* What to produce:
Copy the records word for word, from their first line through the line containing "bot-description: 我可以帮助学写字的朋友们学习正确的汉字笔顺哦！ xyxy=(967,823,1275,838)", including both of those lines.

***

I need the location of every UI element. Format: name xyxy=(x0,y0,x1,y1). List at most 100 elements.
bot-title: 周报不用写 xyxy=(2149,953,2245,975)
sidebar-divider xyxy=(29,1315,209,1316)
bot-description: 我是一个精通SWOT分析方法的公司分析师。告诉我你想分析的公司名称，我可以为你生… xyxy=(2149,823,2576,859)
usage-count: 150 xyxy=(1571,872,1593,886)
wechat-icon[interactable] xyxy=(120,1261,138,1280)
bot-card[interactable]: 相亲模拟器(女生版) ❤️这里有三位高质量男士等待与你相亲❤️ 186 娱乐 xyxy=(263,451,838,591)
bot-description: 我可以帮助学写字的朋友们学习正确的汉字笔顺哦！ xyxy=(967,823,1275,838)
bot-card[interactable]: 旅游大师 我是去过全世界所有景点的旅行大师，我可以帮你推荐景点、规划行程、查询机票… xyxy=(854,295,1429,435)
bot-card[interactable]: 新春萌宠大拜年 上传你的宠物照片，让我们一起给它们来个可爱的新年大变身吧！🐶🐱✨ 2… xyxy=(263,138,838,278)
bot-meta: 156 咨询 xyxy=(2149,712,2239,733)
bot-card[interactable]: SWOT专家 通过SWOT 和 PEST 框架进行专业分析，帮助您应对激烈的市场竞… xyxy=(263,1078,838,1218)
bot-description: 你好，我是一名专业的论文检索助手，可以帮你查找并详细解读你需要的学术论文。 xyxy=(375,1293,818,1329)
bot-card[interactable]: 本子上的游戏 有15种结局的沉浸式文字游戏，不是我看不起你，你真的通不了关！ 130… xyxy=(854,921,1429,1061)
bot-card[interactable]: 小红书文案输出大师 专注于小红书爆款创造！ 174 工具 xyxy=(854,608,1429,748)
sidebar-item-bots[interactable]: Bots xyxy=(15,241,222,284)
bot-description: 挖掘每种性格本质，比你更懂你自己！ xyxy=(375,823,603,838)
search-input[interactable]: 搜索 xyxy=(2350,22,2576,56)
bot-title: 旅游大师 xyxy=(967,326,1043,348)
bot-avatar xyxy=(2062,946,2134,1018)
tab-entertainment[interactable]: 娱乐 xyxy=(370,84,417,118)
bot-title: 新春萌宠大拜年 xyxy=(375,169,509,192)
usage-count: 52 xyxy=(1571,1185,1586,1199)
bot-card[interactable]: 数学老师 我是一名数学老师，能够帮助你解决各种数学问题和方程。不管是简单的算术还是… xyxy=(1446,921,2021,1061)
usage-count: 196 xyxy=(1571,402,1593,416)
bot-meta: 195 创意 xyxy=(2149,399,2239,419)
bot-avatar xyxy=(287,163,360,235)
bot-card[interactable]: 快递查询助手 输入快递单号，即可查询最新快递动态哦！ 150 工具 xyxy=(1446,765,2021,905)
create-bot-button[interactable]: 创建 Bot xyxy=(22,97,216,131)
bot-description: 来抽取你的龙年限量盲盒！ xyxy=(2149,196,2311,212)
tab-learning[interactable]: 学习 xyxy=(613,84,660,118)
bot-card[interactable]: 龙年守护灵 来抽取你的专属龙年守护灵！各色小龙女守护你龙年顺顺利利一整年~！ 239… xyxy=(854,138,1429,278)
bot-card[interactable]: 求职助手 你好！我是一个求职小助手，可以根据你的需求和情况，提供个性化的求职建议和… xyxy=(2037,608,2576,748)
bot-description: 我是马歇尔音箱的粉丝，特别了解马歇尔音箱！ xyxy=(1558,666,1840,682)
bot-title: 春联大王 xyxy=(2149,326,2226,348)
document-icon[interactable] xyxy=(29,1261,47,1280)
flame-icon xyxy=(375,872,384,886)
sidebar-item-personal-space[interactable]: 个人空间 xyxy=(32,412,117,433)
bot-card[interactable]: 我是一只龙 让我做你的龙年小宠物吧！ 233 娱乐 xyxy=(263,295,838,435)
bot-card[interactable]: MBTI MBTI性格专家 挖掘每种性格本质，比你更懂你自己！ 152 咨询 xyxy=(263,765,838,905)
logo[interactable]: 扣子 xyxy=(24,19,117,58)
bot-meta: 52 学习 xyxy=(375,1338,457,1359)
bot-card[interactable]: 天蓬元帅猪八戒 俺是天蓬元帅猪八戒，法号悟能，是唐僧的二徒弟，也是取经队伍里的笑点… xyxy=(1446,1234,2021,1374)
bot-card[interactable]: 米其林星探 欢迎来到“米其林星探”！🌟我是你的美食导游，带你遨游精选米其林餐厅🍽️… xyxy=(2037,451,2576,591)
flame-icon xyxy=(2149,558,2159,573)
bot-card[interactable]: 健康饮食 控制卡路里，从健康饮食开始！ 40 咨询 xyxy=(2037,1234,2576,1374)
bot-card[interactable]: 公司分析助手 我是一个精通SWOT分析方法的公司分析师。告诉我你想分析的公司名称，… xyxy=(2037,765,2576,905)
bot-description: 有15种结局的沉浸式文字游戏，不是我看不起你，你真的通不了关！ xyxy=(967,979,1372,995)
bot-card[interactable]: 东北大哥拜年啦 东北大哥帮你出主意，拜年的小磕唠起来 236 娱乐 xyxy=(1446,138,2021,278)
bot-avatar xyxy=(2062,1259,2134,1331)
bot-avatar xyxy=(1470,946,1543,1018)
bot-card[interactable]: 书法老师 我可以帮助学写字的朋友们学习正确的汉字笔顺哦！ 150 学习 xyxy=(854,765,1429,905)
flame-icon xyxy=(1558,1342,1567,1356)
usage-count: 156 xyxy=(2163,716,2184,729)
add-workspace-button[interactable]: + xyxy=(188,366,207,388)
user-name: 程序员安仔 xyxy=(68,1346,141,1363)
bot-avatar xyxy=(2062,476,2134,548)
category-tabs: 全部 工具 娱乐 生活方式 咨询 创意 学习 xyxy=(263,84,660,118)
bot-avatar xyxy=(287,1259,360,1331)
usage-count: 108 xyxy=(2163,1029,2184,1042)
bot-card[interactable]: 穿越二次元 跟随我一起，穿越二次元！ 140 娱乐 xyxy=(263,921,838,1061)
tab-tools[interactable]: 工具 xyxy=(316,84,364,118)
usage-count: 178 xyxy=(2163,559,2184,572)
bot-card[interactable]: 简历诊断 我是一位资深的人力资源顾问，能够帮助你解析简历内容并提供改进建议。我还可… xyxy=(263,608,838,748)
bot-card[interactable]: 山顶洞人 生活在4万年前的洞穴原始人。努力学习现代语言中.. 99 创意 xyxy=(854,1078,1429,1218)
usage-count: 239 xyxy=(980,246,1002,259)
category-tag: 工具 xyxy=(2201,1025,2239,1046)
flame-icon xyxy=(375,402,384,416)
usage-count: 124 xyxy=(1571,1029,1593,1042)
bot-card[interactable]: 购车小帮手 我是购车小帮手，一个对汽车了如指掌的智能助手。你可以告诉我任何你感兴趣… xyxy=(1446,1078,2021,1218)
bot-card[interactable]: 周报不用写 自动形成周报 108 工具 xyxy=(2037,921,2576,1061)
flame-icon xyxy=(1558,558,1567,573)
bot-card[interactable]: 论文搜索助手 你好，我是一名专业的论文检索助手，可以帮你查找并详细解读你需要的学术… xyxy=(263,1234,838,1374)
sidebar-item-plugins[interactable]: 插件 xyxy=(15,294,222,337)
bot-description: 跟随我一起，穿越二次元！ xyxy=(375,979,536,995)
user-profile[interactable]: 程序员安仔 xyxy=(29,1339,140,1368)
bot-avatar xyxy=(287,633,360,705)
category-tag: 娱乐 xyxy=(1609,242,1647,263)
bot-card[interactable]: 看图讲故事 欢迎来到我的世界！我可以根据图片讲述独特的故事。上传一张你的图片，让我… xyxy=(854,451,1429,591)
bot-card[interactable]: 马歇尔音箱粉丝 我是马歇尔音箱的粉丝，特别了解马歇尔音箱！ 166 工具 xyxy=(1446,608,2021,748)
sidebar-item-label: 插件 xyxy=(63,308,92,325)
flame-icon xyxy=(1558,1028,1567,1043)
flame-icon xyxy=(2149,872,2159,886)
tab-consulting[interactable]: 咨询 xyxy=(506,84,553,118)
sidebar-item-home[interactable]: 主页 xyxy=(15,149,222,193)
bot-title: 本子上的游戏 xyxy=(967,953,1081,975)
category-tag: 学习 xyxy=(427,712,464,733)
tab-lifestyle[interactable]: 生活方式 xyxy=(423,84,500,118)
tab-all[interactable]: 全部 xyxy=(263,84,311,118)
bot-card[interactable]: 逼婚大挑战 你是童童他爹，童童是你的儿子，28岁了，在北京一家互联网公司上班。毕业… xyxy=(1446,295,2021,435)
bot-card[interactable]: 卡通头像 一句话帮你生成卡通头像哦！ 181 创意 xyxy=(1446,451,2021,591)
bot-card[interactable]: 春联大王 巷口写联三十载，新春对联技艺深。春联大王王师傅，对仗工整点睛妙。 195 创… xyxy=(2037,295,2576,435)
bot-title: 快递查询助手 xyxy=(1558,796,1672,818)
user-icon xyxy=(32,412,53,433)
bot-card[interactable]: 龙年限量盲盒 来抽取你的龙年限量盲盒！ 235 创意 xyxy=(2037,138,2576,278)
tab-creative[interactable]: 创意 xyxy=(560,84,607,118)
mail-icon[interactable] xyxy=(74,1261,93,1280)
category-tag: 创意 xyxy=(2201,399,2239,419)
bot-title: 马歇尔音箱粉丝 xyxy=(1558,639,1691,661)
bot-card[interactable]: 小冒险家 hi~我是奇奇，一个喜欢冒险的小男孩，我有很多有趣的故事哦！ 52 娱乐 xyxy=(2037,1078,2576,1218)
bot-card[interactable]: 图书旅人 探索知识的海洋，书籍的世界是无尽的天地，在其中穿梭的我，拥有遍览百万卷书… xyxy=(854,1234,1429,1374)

***

* Written solution:
I need the location of every UI element. Format: name xyxy=(x0,y0,x1,y1). List at most 100 elements.
bot-title: 周报不用写 xyxy=(2149,953,2245,975)
sidebar-divider xyxy=(29,1315,209,1316)
bot-description: 我是一个精通SWOT分析方法的公司分析师。告诉我你想分析的公司名称，我可以为你生… xyxy=(2149,823,2576,859)
usage-count: 150 xyxy=(1571,872,1593,886)
wechat-icon[interactable] xyxy=(120,1261,138,1280)
bot-card[interactable]: 相亲模拟器(女生版) ❤️这里有三位高质量男士等待与你相亲❤️ 186 娱乐 xyxy=(263,451,838,591)
bot-description: 我可以帮助学写字的朋友们学习正确的汉字笔顺哦！ xyxy=(967,823,1275,838)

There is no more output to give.